Directive ::
Repeat every line of the material, character for character.

══ Task material ══

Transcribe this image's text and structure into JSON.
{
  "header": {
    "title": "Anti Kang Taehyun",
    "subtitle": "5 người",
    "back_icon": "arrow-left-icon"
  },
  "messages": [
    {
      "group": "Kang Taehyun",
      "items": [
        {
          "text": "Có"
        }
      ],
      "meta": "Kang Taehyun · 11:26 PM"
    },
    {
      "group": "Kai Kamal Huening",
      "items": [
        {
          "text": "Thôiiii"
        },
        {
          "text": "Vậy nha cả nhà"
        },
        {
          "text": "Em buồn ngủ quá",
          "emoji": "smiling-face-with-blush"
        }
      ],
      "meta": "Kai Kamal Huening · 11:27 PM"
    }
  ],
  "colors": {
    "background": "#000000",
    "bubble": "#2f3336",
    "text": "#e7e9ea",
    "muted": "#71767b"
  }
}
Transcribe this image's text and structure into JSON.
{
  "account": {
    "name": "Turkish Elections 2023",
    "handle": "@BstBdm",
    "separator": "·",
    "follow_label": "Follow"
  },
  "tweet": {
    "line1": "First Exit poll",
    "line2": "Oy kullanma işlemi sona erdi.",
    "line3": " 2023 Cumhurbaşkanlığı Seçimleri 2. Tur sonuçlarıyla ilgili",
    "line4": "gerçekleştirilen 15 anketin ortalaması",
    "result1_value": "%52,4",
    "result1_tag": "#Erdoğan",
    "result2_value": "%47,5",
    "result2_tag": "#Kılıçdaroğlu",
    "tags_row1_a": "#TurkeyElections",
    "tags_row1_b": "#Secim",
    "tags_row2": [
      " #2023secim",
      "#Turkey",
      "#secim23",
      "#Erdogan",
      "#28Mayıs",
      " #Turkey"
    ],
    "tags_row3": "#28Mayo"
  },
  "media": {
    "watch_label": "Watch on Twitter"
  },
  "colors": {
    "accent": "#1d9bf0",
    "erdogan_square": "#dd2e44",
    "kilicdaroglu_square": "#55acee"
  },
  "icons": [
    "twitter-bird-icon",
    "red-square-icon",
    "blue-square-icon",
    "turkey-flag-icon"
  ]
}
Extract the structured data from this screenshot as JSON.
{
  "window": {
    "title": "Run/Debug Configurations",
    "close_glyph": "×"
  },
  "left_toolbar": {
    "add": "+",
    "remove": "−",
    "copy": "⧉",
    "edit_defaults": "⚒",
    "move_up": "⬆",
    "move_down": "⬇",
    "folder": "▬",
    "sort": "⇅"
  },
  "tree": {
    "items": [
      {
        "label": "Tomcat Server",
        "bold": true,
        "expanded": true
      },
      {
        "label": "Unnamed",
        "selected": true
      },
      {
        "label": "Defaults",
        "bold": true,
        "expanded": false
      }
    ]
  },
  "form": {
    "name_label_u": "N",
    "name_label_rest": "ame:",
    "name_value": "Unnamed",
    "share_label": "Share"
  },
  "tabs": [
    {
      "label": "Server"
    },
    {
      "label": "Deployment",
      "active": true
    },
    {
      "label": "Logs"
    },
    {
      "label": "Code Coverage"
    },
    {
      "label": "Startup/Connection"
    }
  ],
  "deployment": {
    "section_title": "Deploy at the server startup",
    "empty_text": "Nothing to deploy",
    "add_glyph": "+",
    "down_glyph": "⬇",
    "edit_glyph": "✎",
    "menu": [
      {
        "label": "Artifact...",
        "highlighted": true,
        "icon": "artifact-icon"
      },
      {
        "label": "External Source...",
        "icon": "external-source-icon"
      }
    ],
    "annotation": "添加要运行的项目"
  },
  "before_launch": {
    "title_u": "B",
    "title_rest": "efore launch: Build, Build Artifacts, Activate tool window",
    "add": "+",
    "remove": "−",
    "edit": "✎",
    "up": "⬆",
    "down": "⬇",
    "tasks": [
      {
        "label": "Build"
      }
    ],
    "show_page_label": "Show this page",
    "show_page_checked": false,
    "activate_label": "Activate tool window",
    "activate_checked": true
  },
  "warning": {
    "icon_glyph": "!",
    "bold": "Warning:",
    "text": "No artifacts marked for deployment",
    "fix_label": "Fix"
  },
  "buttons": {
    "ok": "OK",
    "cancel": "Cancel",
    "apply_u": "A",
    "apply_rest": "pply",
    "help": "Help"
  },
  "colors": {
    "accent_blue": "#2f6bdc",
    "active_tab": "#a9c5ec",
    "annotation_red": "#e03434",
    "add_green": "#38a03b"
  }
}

═══

Written solution ::
Transcribe this image's text and structure into JSON.
{
  "header": {
    "title": "Anti Kang Taehyun",
    "subtitle": "5 người",
    "back_icon": "arrow-left-icon"
  },
  "messages": [
    {
      "group": "Kang Taehyun",
      "items": [
        {
          "text": "Có"
        }
      ],
      "meta": "Kang Taehyun · 11:26 PM"
    },
    {
      "group": "Kai Kamal Huening",
      "items": [
        {
          "text": "Thôiiii"
        },
        {
          "text": "Vậy nha cả nhà"
        },
        {
          "text": "Em buồn ngủ quá",
          "emoji": "smiling-face-with-blush"
        }
      ],
      "meta": "Kai Kamal Huening · 11:27 PM"
    }
  ],
  "colors": {
    "background": "#000000",
    "bubble": "#2f3336",
    "text": "#e7e9ea",
    "muted": "#71767b"
  }
}
Transcribe this image's text and structure into JSON.
{
  "account": {
    "name": "Turkish Elections 2023",
    "handle": "@BstBdm",
    "separator": "·",
    "follow_label": "Follow"
  },
  "tweet": {
    "line1": "First Exit poll",
    "line2": "Oy kullanma işlemi sona erdi.",
    "line3": " 2023 Cumhurbaşkanlığı Seçimleri 2. Tur sonuçlarıyla ilgili",
    "line4": "gerçekleştirilen 15 anketin ortalaması",
    "result1_value": "%52,4",
    "result1_tag": "#Erdoğan",
    "result2_value": "%47,5",
    "result2_tag": "#Kılıçdaroğlu",
    "tags_row1_a": "#TurkeyElections",
    "tags_row1_b": "#Secim",
    "tags_row2": [
      " #2023secim",
      "#Turkey",
      "#secim23",
      "#Erdogan",
      "#28Mayıs",
      " #Turkey"
    ],
    "tags_row3": "#28Mayo"
  },
  "media": {
    "watch_label": "Watch on Twitter"
  },
  "colors": {
    "accent": "#1d9bf0",
    "erdogan_square": "#dd2e44",
    "kilicdaroglu_square": "#55acee"
  },
  "icons": [
    "twitter-bird-icon",
    "red-square-icon",
    "blue-square-icon",
    "turkey-flag-icon"
  ]
}
Extract the structured data from this screenshot as JSON.
{
  "window": {
    "title": "Run/Debug Configurations",
    "close_glyph": "×"
  },
  "left_toolbar": {
    "add": "+",
    "remove": "−",
    "copy": "⧉",
    "edit_defaults": "⚒",
    "move_up": "⬆",
    "move_down": "⬇",
    "folder": "▬",
    "sort": "⇅"
  },
  "tree": {
    "items": [
      {
        "label": "Tomcat Server",
        "bold": true,
        "expanded": true
      },
      {
        "label": "Unnamed",
        "selected": true
      },
      {
        "label": "Defaults",
        "bold": true,
        "expanded": false
      }
    ]
  },
  "form": {
    "name_label_u": "N",
    "name_label_rest": "ame:",
    "name_value": "Unnamed",
    "share_label": "Share"
  },
  "tabs": [
    {
      "label": "Server"
    },
    {
      "label": "Deployment",
      "active": true
    },
    {
      "label": "Logs"
    },
    {
      "label": "Code Coverage"
    },
    {
      "label": "Startup/Connection"
    }
  ],
  "deployment": {
    "section_title": "Deploy at the server startup",
    "empty_text": "Nothing to deploy",
    "add_glyph": "+",
    "down_glyph": "⬇",
    "edit_glyph": "✎",
    "menu": [
      {
        "label": "Artifact...",
        "highlighted": true,
        "icon": "artifact-icon"
      },
      {
        "label": "External Source...",
        "icon": "external-source-icon"
      }
    ],
    "annotation": "添加要运行的项目"
  },
  "before_launch": {
    "title_u": "B",
    "title_rest": "efore launch: Build, Build Artifacts, Activate tool window",
    "add": "+",
    "remove": "−",
    "edit": "✎",
    "up": "⬆",
    "down": "⬇",
    "tasks": [
      {
        "label": "Build"
      }
    ],
    "show_page_label": "Show this page",
    "show_page_checked": false,
    "activate_label": "Activate tool window",
    "activate_checked": true
  },
  "warning": {
    "icon_glyph": "!",
    "bold": "Warning:",
    "text": "No artifacts marked for deployment",
    "fix_label": "Fix"
  },
  "buttons": {
    "ok": "OK",
    "cancel": "Cancel",
    "apply_u": "A",
    "apply_rest": "pply",
    "help": "Help"
  },
  "colors": {
    "accent_blue": "#2f6bdc",
    "active_tab": "#a9c5ec",
    "annotation_red": "#e03434",
    "add_green": "#38a03b"
  }
}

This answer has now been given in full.